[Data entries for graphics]
---

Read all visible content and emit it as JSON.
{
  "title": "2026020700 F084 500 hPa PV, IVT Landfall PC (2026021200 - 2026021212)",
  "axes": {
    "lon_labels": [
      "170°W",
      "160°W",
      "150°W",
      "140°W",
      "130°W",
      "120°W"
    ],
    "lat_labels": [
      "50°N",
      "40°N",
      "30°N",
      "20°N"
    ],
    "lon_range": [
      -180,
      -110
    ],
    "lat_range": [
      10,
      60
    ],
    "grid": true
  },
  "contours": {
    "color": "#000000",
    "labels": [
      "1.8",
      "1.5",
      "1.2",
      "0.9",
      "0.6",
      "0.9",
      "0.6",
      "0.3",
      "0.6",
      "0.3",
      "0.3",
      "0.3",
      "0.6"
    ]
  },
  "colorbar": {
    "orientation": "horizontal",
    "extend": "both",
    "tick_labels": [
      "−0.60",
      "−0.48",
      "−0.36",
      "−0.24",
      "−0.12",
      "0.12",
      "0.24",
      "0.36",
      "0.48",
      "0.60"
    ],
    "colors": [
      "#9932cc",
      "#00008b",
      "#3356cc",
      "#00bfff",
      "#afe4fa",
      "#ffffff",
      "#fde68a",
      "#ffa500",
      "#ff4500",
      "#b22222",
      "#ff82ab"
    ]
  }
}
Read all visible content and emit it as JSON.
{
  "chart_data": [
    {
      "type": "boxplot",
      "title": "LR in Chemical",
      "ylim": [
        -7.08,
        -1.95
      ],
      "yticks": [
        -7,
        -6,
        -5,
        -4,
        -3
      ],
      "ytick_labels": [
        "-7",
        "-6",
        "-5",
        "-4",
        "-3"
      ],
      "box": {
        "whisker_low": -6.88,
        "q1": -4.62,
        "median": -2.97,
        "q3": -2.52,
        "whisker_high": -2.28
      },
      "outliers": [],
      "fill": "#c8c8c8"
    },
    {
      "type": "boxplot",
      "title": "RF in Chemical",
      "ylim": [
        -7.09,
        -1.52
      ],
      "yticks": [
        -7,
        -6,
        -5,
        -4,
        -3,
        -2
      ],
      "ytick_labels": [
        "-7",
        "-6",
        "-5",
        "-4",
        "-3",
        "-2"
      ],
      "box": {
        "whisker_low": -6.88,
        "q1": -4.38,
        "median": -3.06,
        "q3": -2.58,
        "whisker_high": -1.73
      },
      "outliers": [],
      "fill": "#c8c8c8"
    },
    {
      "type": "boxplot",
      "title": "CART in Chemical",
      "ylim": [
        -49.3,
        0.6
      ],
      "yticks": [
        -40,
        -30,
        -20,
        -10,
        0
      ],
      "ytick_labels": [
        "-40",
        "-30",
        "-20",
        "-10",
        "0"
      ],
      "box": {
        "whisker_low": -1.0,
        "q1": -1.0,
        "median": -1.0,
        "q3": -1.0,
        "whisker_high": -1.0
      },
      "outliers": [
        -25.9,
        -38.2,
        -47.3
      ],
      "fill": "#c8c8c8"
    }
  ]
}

---

Directions for this task: Output the records above in their entirety, exactly.

Full output:
Read all visible content and emit it as JSON.
{
  "title": "2026020700 F084 500 hPa PV, IVT Landfall PC (2026021200 - 2026021212)",
  "axes": {
    "lon_labels": [
      "170°W",
      "160°W",
      "150°W",
      "140°W",
      "130°W",
      "120°W"
    ],
    "lat_labels": [
      "50°N",
      "40°N",
      "30°N",
      "20°N"
    ],
    "lon_range": [
      -180,
      -110
    ],
    "lat_range": [
      10,
      60
    ],
    "grid": true
  },
  "contours": {
    "color": "#000000",
    "labels": [
      "1.8",
      "1.5",
      "1.2",
      "0.9",
      "0.6",
      "0.9",
      "0.6",
      "0.3",
      "0.6",
      "0.3",
      "0.3",
      "0.3",
      "0.6"
    ]
  },
  "colorbar": {
    "orientation": "horizontal",
    "extend": "both",
    "tick_labels": [
      "−0.60",
      "−0.48",
      "−0.36",
      "−0.24",
      "−0.12",
      "0.12",
      "0.24",
      "0.36",
      "0.48",
      "0.60"
    ],
    "colors": [
      "#9932cc",
      "#00008b",
      "#3356cc",
      "#00bfff",
      "#afe4fa",
      "#ffffff",
      "#fde68a",
      "#ffa500",
      "#ff4500",
      "#b22222",
      "#ff82ab"
    ]
  }
}
Read all visible content and emit it as JSON.
{
  "chart_data": [
    {
      "type": "boxplot",
      "title": "LR in Chemical",
      "ylim": [
        -7.08,
        -1.95
      ],
      "yticks": [
        -7,
        -6,
        -5,
        -4,
        -3
      ],
      "ytick_labels": [
        "-7",
        "-6",
        "-5",
        "-4",
        "-3"
      ],
      "box": {
        "whisker_low": -6.88,
        "q1": -4.62,
        "median": -2.97,
        "q3": -2.52,
        "whisker_high": -2.28
      },
      "outliers": [],
      "fill": "#c8c8c8"
    },
    {
      "type": "boxplot",
      "title": "RF in Chemical",
      "ylim": [
        -7.09,
        -1.52
      ],
      "yticks": [
        -7,
        -6,
        -5,
        -4,
        -3,
        -2
      ],
      "ytick_labels": [
        "-7",
        "-6",
        "-5",
        "-4",
        "-3",
        "-2"
      ],
      "box": {
        "whisker_low": -6.88,
        "q1": -4.38,
        "median": -3.06,
        "q3": -2.58,
        "whisker_high": -1.73
      },
      "outliers": [],
      "fill": "#c8c8c8"
    },
    {
      "type": "boxplot",
      "title": "CART in Chemical",
      "ylim": [
        -49.3,
        0.6
      ],
      "yticks": [
        -40,
        -30,
        -20,
        -10,
        0
      ],
      "ytick_labels": [
        "-40",
        "-30",
        "-20",
        "-10",
        "0"
      ],
      "box": {
        "whisker_low": -1.0,
        "q1": -1.0,
        "median": -1.0,
        "q3": -1.0,
        "whisker_high": -1.0
      },
      "outliers": [
        -25.9,
        -38.2,
        -47.3
      ],
      "fill": "#c8c8c8"
    }
  ]
}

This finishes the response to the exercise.